- Task objective -
Can you arrange the lines as a Markdown table, starting with the first line and ending with the one that contains "y-tick-label: 0,60 <box>51 134 76 150</box>" (both included)? Use the columns Row and Line, and leave out any blank lines.

- Recorded information -
────────────────────────────────────────
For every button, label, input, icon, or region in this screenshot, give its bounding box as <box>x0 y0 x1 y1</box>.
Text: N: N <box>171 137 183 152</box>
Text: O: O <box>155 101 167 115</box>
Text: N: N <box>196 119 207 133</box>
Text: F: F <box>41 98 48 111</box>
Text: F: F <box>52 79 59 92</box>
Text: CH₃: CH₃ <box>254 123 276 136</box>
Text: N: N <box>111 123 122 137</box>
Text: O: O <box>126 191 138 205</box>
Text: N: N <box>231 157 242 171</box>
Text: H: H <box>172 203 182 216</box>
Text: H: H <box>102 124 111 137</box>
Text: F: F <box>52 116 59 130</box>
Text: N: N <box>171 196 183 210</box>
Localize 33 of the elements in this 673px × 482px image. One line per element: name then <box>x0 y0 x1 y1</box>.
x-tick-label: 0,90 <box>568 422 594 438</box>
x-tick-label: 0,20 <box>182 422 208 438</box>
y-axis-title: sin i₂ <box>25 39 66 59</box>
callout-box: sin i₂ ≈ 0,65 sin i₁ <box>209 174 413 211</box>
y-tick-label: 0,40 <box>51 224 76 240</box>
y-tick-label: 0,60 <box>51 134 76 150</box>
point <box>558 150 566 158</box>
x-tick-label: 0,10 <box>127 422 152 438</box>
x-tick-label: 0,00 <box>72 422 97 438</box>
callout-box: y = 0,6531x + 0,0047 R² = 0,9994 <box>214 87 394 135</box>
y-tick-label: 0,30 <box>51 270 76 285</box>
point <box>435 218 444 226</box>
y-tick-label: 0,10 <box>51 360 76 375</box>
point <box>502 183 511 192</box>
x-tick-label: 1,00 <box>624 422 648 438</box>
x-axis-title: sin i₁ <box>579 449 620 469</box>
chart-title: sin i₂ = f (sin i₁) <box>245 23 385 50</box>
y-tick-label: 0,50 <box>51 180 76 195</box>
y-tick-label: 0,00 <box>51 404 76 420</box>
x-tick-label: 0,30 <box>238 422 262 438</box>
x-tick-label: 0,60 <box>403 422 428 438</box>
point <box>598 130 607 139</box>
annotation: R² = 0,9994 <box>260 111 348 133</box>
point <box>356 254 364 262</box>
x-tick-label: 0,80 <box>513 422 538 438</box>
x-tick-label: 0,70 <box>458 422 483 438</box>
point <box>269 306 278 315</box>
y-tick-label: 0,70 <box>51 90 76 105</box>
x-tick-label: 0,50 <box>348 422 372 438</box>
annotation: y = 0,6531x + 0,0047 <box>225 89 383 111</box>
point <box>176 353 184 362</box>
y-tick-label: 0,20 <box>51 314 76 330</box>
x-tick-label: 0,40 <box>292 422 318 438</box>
────────────────────────────────────────
- Written response -
| Row | Line |
|---|---|
| 1 | For every button, label, input, icon, or region in this screenshot, give its bounding box as <box>x0 y0 x1 y1</box>. |
| 2 | Text: N: N <box>171 137 183 152</box> |
| 3 | Text: O: O <box>155 101 167 115</box> |
| 4 | Text: N: N <box>196 119 207 133</box> |
| 5 | Text: F: F <box>41 98 48 111</box> |
| 6 | Text: F: F <box>52 79 59 92</box> |
| 7 | Text: CH₃: CH₃ <box>254 123 276 136</box> |
| 8 | Text: N: N <box>111 123 122 137</box> |
| 9 | Text: O: O <box>126 191 138 205</box> |
| 10 | Text: N: N <box>231 157 242 171</box> |
| 11 | Text: H: H <box>172 203 182 216</box> |
| 12 | Text: H: H <box>102 124 111 137</box> |
| 13 | Text: F: F <box>52 116 59 130</box> |
| 14 | Text: N: N <box>171 196 183 210</box> |
| 15 | Localize 33 of the elements in this 673px × 482px image. One line per element: name then <box>x0 y0 x1 y1</box>. |
| 16 | x-tick-label: 0,90 <box>568 422 594 438</box> |
| 17 | x-tick-label: 0,20 <box>182 422 208 438</box> |
| 18 | y-axis-title: sin i₂ <box>25 39 66 59</box> |
| 19 | callout-box: sin i₂ ≈ 0,65 sin i₁ <box>209 174 413 211</box> |
| 20 | y-tick-label: 0,40 <box>51 224 76 240</box> |
| 21 | y-tick-label: 0,60 <box>51 134 76 150</box> |